According to the text on sekihairitsu, how is a candidate's sekihairitsu calculated?

═══ Reading text ═══

= Sekihairitsu =

Electoral system used in Japan

Sekihairitsu (惜敗率) is a method used in the proportional representation (PR) constituencies ("blocks") for the Japanese House of Representatives to determine the order of candidates placed on the same list position by their party.

Under the PR system introduced in the 1996 general election for 176 (initially 200) of the House of Representatives' 465 (initially 500) seats, political parties are free to nominate candidates running or not running concurrently in one of the 289 single-member first-past-the-post electoral districts. The parties may rank the PR list candidates they nominate in a regional "block" in any order they decide. However, they are allowed to (but don't have to) place some or all of the PR candidates concurrently running in a single-member district on the same position on their PR list. In that case, the sekihairitsu is used to determine the order of candidates. It is calculated by dividing the number of votes a candidate received in his electoral district by the district winner's votes. After all district winners are struck from the list—as they already have won a seat and thus cannot be elected by PR—all remaining candidates put on the same list rank are then arranged according to their sekihairitsu in descending order.

While the sekihairitsu system allows – depending on a party's nomination strategy and electoral success – more successful candidates (those "narrowly losing" their districts) prioritized election by PR, it does not change the fact that the Japanese voting system is a parallel, i.e. non-compensatory voting system: The number of PR seats for a party is independent from the results in the single-member districts and is exclusively determined by the number of PR votes the party receives. And unlike the Open list proportional voting system used since 2001 in elections for the House of Councillors of Japan where voters may choose to cast a preference vote for a single PR candidate, the sekihairitsu system doesn't allow the voters to influence directly who is elected by PR.

The new electoral system was initially unpopular and poorly understood – an Asahi poll in October 1996 found that 19 % of respondents liked it while 60 % were unhappy with it; a Yomiuri poll in the same month found that only 5 % of voters found they understood the system well, 32 % somewhat, and more than 60 % according to their own estimate understood little or nothing at all of it.

It has been criticized by several newspaper editorials, and many voters mistakenly identified the sekihairitsu system as the culprit for the "resurrections" that occurred under the new system, that is, the possibility that a candidate who loses his majoritarian district election may still win a seat in the proportional election. But in fact, it is the dual candidacy that makes this possible whereas the sekihairitsu system on the contrary creates a link, albeit indirect and conditional on the parties using the system in their nominations, between a candidate's personal district success (or the "narrowness of his defeat") and his chance to be elected in the proportional vote.

═══ Information shown ═══

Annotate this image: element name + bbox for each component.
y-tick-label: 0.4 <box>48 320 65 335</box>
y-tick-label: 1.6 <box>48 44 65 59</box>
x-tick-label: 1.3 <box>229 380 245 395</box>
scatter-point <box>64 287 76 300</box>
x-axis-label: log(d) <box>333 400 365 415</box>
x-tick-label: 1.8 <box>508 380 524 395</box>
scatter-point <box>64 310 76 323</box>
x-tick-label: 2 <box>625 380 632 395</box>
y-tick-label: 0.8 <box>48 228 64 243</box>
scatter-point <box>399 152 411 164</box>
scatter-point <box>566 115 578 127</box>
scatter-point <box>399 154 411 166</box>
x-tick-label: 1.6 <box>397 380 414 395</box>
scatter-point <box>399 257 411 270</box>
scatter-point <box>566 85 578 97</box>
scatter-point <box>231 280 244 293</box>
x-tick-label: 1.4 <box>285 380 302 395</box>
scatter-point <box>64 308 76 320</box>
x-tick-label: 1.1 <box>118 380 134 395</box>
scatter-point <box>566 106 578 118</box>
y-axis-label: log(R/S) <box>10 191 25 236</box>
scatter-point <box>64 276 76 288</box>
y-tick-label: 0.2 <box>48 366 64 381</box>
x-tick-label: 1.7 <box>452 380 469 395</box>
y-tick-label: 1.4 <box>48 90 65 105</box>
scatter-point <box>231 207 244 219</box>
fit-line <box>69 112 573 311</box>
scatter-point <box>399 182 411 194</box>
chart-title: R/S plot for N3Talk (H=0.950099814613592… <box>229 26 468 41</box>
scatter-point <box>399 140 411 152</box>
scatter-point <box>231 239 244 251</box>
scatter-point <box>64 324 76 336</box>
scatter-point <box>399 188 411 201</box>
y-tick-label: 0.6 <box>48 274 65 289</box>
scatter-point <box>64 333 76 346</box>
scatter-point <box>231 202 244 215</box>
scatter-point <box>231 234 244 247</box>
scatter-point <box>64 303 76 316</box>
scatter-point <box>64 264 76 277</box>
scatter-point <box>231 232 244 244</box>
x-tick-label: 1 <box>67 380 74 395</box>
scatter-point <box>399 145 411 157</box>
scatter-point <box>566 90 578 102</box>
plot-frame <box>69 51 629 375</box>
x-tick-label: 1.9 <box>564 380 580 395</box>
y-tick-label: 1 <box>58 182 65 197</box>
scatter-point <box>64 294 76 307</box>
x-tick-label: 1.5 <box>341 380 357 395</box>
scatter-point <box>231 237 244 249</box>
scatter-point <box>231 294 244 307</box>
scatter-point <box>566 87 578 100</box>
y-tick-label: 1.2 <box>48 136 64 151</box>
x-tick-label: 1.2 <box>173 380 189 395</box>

═══

* _Task answer_
The votes the candidate received in their electoral district are divided by the district winner's votes.